Set problem:
It is required that all of the data be written out exactly.

Recorded information:
================================

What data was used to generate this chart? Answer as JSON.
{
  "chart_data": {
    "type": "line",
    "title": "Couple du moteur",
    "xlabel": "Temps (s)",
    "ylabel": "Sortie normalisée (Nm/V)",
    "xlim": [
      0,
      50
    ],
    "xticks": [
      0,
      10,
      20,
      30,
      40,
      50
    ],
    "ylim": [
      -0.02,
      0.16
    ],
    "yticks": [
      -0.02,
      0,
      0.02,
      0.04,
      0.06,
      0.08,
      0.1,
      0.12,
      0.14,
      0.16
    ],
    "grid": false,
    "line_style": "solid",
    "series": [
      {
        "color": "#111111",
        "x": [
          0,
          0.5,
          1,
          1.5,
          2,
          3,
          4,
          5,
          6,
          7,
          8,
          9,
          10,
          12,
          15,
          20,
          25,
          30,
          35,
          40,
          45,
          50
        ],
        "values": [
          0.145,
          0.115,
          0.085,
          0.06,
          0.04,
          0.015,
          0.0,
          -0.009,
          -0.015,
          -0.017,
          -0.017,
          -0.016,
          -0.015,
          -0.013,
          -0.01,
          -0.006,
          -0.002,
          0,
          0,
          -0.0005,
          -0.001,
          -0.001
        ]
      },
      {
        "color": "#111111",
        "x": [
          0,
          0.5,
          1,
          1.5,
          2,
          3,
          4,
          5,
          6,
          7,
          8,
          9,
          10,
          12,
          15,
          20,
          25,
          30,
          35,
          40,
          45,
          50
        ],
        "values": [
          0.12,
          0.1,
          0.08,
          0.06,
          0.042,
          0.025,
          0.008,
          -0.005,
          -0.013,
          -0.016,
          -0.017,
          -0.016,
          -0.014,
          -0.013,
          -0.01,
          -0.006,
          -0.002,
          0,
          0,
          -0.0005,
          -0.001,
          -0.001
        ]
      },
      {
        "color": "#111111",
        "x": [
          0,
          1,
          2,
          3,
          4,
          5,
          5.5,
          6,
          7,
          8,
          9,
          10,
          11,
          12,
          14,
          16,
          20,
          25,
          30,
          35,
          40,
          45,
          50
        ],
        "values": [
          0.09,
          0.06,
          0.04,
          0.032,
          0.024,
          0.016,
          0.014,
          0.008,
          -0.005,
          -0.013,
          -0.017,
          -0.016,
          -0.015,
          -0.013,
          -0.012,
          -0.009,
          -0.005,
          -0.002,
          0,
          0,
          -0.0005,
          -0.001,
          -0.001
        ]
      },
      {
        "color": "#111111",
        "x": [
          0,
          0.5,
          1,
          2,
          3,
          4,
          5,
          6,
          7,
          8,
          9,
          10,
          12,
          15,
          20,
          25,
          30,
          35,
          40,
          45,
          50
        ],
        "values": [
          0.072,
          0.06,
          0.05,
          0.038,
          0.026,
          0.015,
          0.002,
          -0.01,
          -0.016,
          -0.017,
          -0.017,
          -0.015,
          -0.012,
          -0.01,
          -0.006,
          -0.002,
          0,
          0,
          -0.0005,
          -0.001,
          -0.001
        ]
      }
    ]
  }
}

================================

Full solution:
What data was used to generate this chart? Answer as JSON.
{
  "chart_data": {
    "type": "line",
    "title": "Couple du moteur",
    "xlabel": "Temps (s)",
    "ylabel": "Sortie normalisée (Nm/V)",
    "xlim": [
      0,
      50
    ],
    "xticks": [
      0,
      10,
      20,
      30,
      40,
      50
    ],
    "ylim": [
      -0.02,
      0.16
    ],
    "yticks": [
      -0.02,
      0,
      0.02,
      0.04,
      0.06,
      0.08,
      0.1,
      0.12,
      0.14,
      0.16
    ],
    "grid": false,
    "line_style": "solid",
    "series": [
      {
        "color": "#111111",
        "x": [
          0,
          0.5,
          1,
          1.5,
          2,
          3,
          4,
          5,
          6,
          7,
          8,
          9,
          10,
          12,
          15,
          20,
          25,
          30,
          35,
          40,
          45,
          50
        ],
        "values": [
          0.145,
          0.115,
          0.085,
          0.06,
          0.04,
          0.015,
          0.0,
          -0.009,
          -0.015,
          -0.017,
          -0.017,
          -0.016,
          -0.015,
          -0.013,
          -0.01,
          -0.006,
          -0.002,
          0,
          0,
          -0.0005,
          -0.001,
          -0.001
        ]
      },
      {
        "color": "#111111",
        "x": [
          0,
          0.5,
          1,
          1.5,
          2,
          3,
          4,
          5,
          6,
          7,
          8,
          9,
          10,
          12,
          15,
          20,
          25,
          30,
          35,
          40,
          45,
          50
        ],
        "values": [
          0.12,
          0.1,
          0.08,
          0.06,
          0.042,
          0.025,
          0.008,
          -0.005,
          -0.013,
          -0.016,
          -0.017,
          -0.016,
          -0.014,
          -0.013,
          -0.01,
          -0.006,
          -0.002,
          0,
          0,
          -0.0005,
          -0.001,
          -0.001
        ]
      },
      {
        "color": "#111111",
        "x": [
          0,
          1,
          2,
          3,
          4,
          5,
          5.5,
          6,
          7,
          8,
          9,
          10,
          11,
          12,
          14,
          16,
          20,
          25,
          30,
          35,
          40,
          45,
          50
        ],
        "values": [
          0.09,
          0.06,
          0.04,
          0.032,
          0.024,
          0.016,
          0.014,
          0.008,
          -0.005,
          -0.013,
          -0.017,
          -0.016,
          -0.015,
          -0.013,
          -0.012,
          -0.009,
          -0.005,
          -0.002,
          0,
          0,
          -0.0005,
          -0.001,
          -0.001
        ]
      },
      {
        "color": "#111111",
        "x": [
          0,
          0.5,
          1,
          2,
          3,
          4,
          5,
          6,
          7,
          8,
          9,
          10,
          12,
          15,
          20,
          25,
          30,
          35,
          40,
          45,
          50
        ],
        "values": [
          0.072,
          0.06,
          0.05,
          0.038,
          0.026,
          0.015,
          0.002,
          -0.01,
          -0.016,
          -0.017,
          -0.017,
          -0.015,
          -0.012,
          -0.01,
          -0.006,
          -0.002,
          0,
          0,
          -0.0005,
          -0.001,
          -0.001
        ]
      }
    ]
  }
}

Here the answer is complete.